# Start of Stored data

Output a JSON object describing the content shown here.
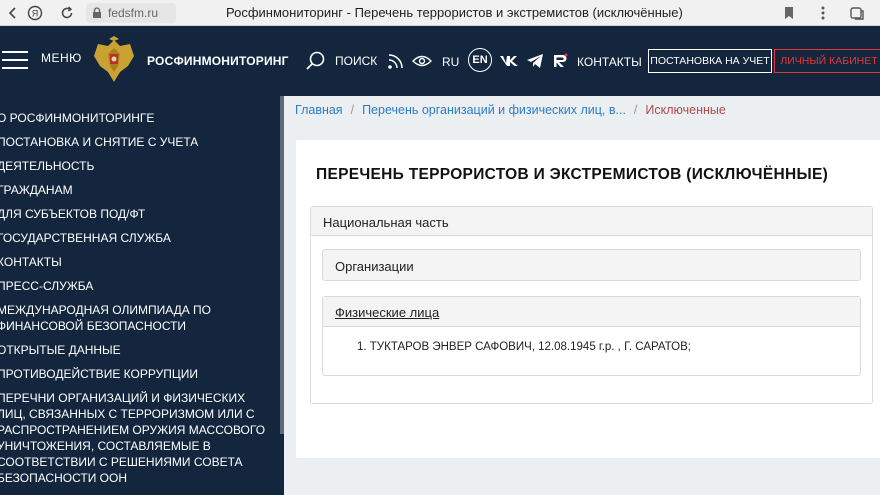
{
  "browser": {
    "url": "fedsfm.ru",
    "tab_title": "Росфинмониторинг - Перечень террористов и экстремистов (исключённые)"
  },
  "header": {
    "menu_label": "МЕНЮ",
    "brand": "РОСФИНМОНИТОРИНГ",
    "search_label": "ПОИСК",
    "lang_ru": "RU",
    "lang_en": "EN",
    "contacts": "КОНТАКТЫ",
    "register_button": "ПОСТАНОВКА НА УЧЕТ",
    "cabinet_button": "ЛИЧНЫЙ КАБИНЕТ",
    "accent_color": "#e03a3a",
    "background_color": "#13263d"
  },
  "sidebar": {
    "items": [
      "О РОСФИНМОНИТОРИНГЕ",
      "ПОСТАНОВКА И СНЯТИЕ С УЧЕТА",
      "ДЕЯТЕЛЬНОСТЬ",
      "ГРАЖДАНАМ",
      "ДЛЯ СУБЪЕКТОВ ПОД/ФТ",
      "ГОСУДАРСТВЕННАЯ СЛУЖБА",
      "КОНТАКТЫ",
      "ПРЕСС-СЛУЖБА",
      "МЕЖДУНАРОДНАЯ ОЛИМПИАДА ПО ФИНАНСОВОЙ БЕЗОПАСНОСТИ",
      "ОТКРЫТЫЕ ДАННЫЕ",
      "ПРОТИВОДЕЙСТВИЕ КОРРУПЦИИ",
      "ПЕРЕЧНИ ОРГАНИЗАЦИЙ И ФИЗИЧЕСКИХ ЛИЦ, СВЯЗАННЫХ С ТЕРРОРИЗМОМ ИЛИ С РАСПРОСТРАНЕНИЕМ ОРУЖИЯ МАССОВОГО УНИЧТОЖЕНИЯ, СОСТАВЛЯЕМЫЕ В СООТВЕТСТВИИ С РЕШЕНИЯМИ СОВЕТА БЕЗОПАСНОСТИ ООН"
    ]
  },
  "breadcrumb": {
    "home": "Главная",
    "parent": "Перечень организаций и физических лиц, в...",
    "current": "Исключенные"
  },
  "main": {
    "heading": "ПЕРЕЧЕНЬ ТЕРРОРИСТОВ И ЭКСТРЕМИСТОВ (ИСКЛЮЧЁННЫЕ)",
    "national_part": "Национальная часть",
    "organizations": "Организации",
    "individuals": "Физические лица",
    "entries": [
      "1. ТУКТАРОВ ЭНВЕР САФОВИЧ, 12.08.1945 г.р. , Г. САРАТОВ;"
    ]
  }
}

# End of Stored data

# [Task goal]
Make a copy of each line that contains the string "БЕЗОПАСНОСТИ".

# [Exercise solution]
      "МЕЖДУНАРОДНАЯ ОЛИМПИАДА ПО ФИНАНСОВОЙ БЕЗОПАСНОСТИ",
      "ПЕРЕЧНИ ОРГАНИЗАЦИЙ И ФИЗИЧЕСКИХ ЛИЦ, СВЯЗАННЫХ С ТЕРРОРИЗМОМ ИЛИ С РАСПРОСТРАНЕНИЕМ ОРУЖИЯ МАССОВОГО УНИЧТОЖЕНИЯ, СОСТАВЛЯЕМЫЕ В СООТВЕТСТВИИ С РЕШЕНИЯМИ СОВЕТА БЕЗОПАСНОСТИ ООН"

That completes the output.